# Records for the task
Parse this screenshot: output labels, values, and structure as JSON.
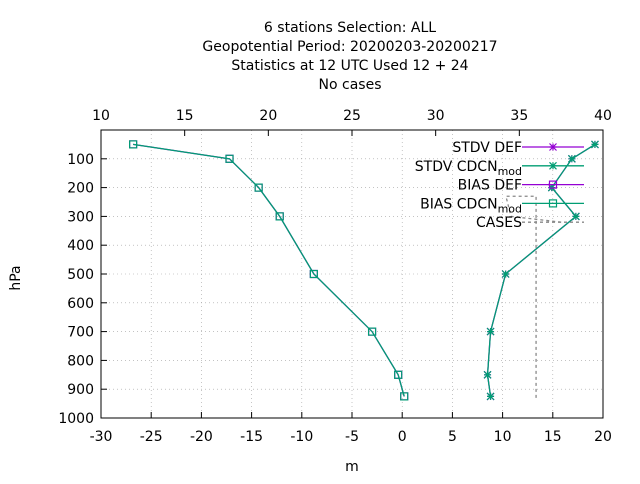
{
  "chart_data": {
    "type": "line",
    "title_lines": [
      "6 stations Selection: ALL",
      "Geopotential  Period: 20200203-20200217",
      "Statistics at 12 UTC  Used  12 + 24",
      "No cases"
    ],
    "xlabel": "m",
    "ylabel": "hPa",
    "x_bottom": {
      "lim": [
        -30,
        20
      ],
      "ticks": [
        -30,
        -25,
        -20,
        -15,
        -10,
        -5,
        0,
        5,
        10,
        15,
        20
      ]
    },
    "x_top": {
      "lim": [
        10,
        40
      ],
      "ticks": [
        10,
        15,
        20,
        25,
        30,
        35,
        40
      ]
    },
    "y": {
      "lim": [
        0,
        1000
      ],
      "reversed": true,
      "ticks": [
        100,
        200,
        300,
        400,
        500,
        600,
        700,
        800,
        900,
        1000
      ]
    },
    "grid": true,
    "legend_position": "top-right",
    "levels": [
      50,
      100,
      200,
      300,
      500,
      700,
      850,
      925
    ],
    "series": [
      {
        "name": "STDV DEF",
        "marker": "star",
        "color": "#9400d3",
        "values": [
          19.2,
          16.9,
          14.9,
          17.3,
          10.3,
          8.8,
          8.5,
          8.8
        ]
      },
      {
        "name": "STDV CDCN_mod",
        "marker": "star",
        "color": "#009e73",
        "values": [
          19.2,
          16.9,
          14.9,
          17.3,
          10.3,
          8.8,
          8.5,
          8.8
        ]
      },
      {
        "name": "BIAS DEF",
        "marker": "square",
        "color": "#9400d3",
        "values": [
          -26.8,
          -17.2,
          -14.3,
          -12.2,
          -8.8,
          -3.0,
          -0.4,
          0.2
        ]
      },
      {
        "name": "BIAS CDCN_mod",
        "marker": "square",
        "color": "#009e73",
        "values": [
          -26.8,
          -17.2,
          -14.3,
          -12.2,
          -8.8,
          -3.0,
          -0.4,
          0.2
        ]
      },
      {
        "name": "CASES",
        "axis": "top",
        "dashed": true,
        "color": "#888888",
        "points": [
          [
            37.5,
            320
          ],
          [
            34.5,
            300
          ],
          [
            34.2,
            230
          ],
          [
            36.0,
            230
          ],
          [
            36.0,
            930
          ]
        ]
      }
    ]
  }
}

# To do
Report each line in the data that holds the word "name".

# Answer to this task
        "name": "STDV DEF",
        "name": "STDV CDCN_mod",
        "name": "BIAS DEF",
        "name": "BIAS CDCN_mod",
        "name": "CASES",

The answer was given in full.